== TASK ==
Reproduce the full listing that appears beneath this instruction exactly.

== Lines of data ==
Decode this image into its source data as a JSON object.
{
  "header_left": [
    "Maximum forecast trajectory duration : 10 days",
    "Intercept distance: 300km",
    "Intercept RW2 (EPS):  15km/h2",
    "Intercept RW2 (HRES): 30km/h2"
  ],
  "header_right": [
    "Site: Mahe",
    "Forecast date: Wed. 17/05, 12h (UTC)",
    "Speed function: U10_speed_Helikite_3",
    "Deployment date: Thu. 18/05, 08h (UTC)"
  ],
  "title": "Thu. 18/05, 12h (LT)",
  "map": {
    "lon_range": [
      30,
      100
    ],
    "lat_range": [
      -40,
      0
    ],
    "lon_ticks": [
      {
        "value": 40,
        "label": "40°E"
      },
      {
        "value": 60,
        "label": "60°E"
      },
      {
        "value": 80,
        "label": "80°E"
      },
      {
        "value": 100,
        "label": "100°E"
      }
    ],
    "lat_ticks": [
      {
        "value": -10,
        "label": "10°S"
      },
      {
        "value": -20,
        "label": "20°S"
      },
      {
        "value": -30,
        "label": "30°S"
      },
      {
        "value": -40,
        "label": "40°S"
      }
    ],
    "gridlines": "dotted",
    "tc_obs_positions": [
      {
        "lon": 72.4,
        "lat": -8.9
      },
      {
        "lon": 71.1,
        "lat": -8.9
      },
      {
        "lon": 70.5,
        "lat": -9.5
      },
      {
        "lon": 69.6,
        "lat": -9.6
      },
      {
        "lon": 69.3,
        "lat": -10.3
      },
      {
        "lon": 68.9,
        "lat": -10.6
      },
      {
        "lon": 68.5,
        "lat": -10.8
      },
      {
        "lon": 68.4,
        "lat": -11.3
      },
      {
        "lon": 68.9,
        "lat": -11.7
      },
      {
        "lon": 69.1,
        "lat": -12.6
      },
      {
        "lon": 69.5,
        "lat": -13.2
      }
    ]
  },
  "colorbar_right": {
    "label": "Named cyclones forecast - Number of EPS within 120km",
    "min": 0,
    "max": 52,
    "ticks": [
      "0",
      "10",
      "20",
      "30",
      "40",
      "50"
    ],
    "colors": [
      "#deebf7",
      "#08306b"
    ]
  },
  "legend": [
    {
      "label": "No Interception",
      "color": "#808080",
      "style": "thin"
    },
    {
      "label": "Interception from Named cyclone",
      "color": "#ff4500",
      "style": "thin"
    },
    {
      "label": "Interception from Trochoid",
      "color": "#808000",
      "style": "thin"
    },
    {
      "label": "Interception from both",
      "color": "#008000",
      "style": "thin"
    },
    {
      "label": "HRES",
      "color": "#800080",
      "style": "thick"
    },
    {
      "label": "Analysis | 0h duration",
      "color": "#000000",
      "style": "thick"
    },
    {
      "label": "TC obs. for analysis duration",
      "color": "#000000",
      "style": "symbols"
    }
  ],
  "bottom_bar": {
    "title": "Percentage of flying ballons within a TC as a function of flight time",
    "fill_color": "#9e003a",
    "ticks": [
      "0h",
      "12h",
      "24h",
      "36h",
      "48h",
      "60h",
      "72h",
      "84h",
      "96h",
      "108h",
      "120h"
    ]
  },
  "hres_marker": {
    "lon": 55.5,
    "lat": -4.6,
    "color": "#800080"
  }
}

== EXERCISE OUTPUT ==
Decode this image into its source data as a JSON object.
{
  "header_left": [
    "Maximum forecast trajectory duration : 10 days",
    "Intercept distance: 300km",
    "Intercept RW2 (EPS):  15km/h2",
    "Intercept RW2 (HRES): 30km/h2"
  ],
  "header_right": [
    "Site: Mahe",
    "Forecast date: Wed. 17/05, 12h (UTC)",
    "Speed function: U10_speed_Helikite_3",
    "Deployment date: Thu. 18/05, 08h (UTC)"
  ],
  "title": "Thu. 18/05, 12h (LT)",
  "map": {
    "lon_range": [
      30,
      100
    ],
    "lat_range": [
      -40,
      0
    ],
    "lon_ticks": [
      {
        "value": 40,
        "label": "40°E"
      },
      {
        "value": 60,
        "label": "60°E"
      },
      {
        "value": 80,
        "label": "80°E"
      },
      {
        "value": 100,
        "label": "100°E"
      }
    ],
    "lat_ticks": [
      {
        "value": -10,
        "label": "10°S"
      },
      {
        "value": -20,
        "label": "20°S"
      },
      {
        "value": -30,
        "label": "30°S"
      },
      {
        "value": -40,
        "label": "40°S"
      }
    ],
    "gridlines": "dotted",
    "tc_obs_positions": [
      {
        "lon": 72.4,
        "lat": -8.9
      },
      {
        "lon": 71.1,
        "lat": -8.9
      },
      {
        "lon": 70.5,
        "lat": -9.5
      },
      {
        "lon": 69.6,
        "lat": -9.6
      },
      {
        "lon": 69.3,
        "lat": -10.3
      },
      {
        "lon": 68.9,
        "lat": -10.6
      },
      {
        "lon": 68.5,
        "lat": -10.8
      },
      {
        "lon": 68.4,
        "lat": -11.3
      },
      {
        "lon": 68.9,
        "lat": -11.7
      },
      {
        "lon": 69.1,
        "lat": -12.6
      },
      {
        "lon": 69.5,
        "lat": -13.2
      }
    ]
  },
  "colorbar_right": {
    "label": "Named cyclones forecast - Number of EPS within 120km",
    "min": 0,
    "max": 52,
    "ticks": [
      "0",
      "10",
      "20",
      "30",
      "40",
      "50"
    ],
    "colors": [
      "#deebf7",
      "#08306b"
    ]
  },
  "legend": [
    {
      "label": "No Interception",
      "color": "#808080",
      "style": "thin"
    },
    {
      "label": "Interception from Named cyclone",
      "color": "#ff4500",
      "style": "thin"
    },
    {
      "label": "Interception from Trochoid",
      "color": "#808000",
      "style": "thin"
    },
    {
      "label": "Interception from both",
      "color": "#008000",
      "style": "thin"
    },
    {
      "label": "HRES",
      "color": "#800080",
      "style": "thick"
    },
    {
      "label": "Analysis | 0h duration",
      "color": "#000000",
      "style": "thick"
    },
    {
      "label": "TC obs. for analysis duration",
      "color": "#000000",
      "style": "symbols"
    }
  ],
  "bottom_bar": {
    "title": "Percentage of flying ballons within a TC as a function of flight time",
    "fill_color": "#9e003a",
    "ticks": [
      "0h",
      "12h",
      "24h",
      "36h",
      "48h",
      "60h",
      "72h",
      "84h",
      "96h",
      "108h",
      "120h"
    ]
  },
  "hres_marker": {
    "lon": 55.5,
    "lat": -4.6,
    "color": "#800080"
  }
}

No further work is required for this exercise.